#### DATA EXTRACTS:
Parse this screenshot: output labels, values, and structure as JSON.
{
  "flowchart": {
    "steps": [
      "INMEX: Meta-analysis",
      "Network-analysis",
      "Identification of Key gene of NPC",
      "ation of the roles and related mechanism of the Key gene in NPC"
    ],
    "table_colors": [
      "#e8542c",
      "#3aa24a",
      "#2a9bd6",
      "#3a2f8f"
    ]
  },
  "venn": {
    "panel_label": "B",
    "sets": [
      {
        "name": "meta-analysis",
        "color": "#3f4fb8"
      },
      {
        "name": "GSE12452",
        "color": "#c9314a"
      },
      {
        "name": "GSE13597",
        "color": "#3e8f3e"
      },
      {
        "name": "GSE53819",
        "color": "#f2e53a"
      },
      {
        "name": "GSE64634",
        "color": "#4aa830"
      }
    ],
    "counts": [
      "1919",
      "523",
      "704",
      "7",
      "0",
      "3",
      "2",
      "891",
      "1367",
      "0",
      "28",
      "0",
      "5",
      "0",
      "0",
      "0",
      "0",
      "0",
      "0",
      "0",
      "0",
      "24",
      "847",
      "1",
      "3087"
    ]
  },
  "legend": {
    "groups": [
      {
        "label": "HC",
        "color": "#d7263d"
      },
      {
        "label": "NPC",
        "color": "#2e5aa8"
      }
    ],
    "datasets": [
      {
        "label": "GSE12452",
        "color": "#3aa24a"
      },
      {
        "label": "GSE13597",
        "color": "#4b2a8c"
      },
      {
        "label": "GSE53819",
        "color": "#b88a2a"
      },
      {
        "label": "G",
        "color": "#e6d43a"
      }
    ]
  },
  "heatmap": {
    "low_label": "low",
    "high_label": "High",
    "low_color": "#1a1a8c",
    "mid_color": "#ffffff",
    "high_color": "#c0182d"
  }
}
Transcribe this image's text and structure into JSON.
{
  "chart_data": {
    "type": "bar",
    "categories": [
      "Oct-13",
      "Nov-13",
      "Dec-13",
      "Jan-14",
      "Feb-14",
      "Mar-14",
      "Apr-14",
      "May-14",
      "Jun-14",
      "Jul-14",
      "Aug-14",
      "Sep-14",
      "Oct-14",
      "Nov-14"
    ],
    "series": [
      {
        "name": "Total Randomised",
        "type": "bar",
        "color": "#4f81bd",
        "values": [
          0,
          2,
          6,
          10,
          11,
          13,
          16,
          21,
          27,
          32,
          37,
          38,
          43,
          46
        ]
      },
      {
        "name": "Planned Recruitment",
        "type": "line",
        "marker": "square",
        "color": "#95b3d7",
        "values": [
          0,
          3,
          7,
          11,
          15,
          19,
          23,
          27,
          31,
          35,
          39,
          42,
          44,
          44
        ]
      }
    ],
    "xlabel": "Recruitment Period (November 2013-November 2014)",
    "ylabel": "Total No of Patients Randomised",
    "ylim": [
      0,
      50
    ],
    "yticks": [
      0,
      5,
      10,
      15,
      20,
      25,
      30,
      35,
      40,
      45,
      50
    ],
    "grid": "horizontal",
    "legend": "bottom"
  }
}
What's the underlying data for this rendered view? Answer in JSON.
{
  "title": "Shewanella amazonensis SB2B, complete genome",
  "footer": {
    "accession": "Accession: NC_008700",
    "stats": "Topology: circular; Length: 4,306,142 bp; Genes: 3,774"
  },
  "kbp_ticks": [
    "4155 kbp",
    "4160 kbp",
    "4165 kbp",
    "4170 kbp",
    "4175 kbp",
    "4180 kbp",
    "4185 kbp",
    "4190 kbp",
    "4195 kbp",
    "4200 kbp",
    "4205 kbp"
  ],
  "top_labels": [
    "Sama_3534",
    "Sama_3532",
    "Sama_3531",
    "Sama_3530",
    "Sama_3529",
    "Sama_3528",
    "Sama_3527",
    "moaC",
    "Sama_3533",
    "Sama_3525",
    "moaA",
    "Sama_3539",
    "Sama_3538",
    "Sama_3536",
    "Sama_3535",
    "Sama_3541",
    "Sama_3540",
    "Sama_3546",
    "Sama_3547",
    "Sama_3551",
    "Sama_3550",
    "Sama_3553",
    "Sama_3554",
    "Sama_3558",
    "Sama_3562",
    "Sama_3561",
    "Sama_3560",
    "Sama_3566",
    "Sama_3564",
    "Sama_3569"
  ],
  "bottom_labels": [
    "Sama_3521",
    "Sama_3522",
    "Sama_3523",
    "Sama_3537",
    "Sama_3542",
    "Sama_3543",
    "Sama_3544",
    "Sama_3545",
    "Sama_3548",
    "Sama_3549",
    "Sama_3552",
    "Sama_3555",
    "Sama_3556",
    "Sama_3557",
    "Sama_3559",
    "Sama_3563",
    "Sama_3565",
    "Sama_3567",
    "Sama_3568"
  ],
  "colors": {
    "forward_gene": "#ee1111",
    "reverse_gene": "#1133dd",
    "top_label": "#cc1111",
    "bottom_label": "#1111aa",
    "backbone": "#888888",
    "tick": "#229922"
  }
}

#### WHAT THE TASK ASKS:
Report every line of the preceding listing where the string "analysis" occurs.

#### SOLUTION:
      "INMEX: Meta-analysis",
      "Network-analysis",
        "name": "meta-analysis",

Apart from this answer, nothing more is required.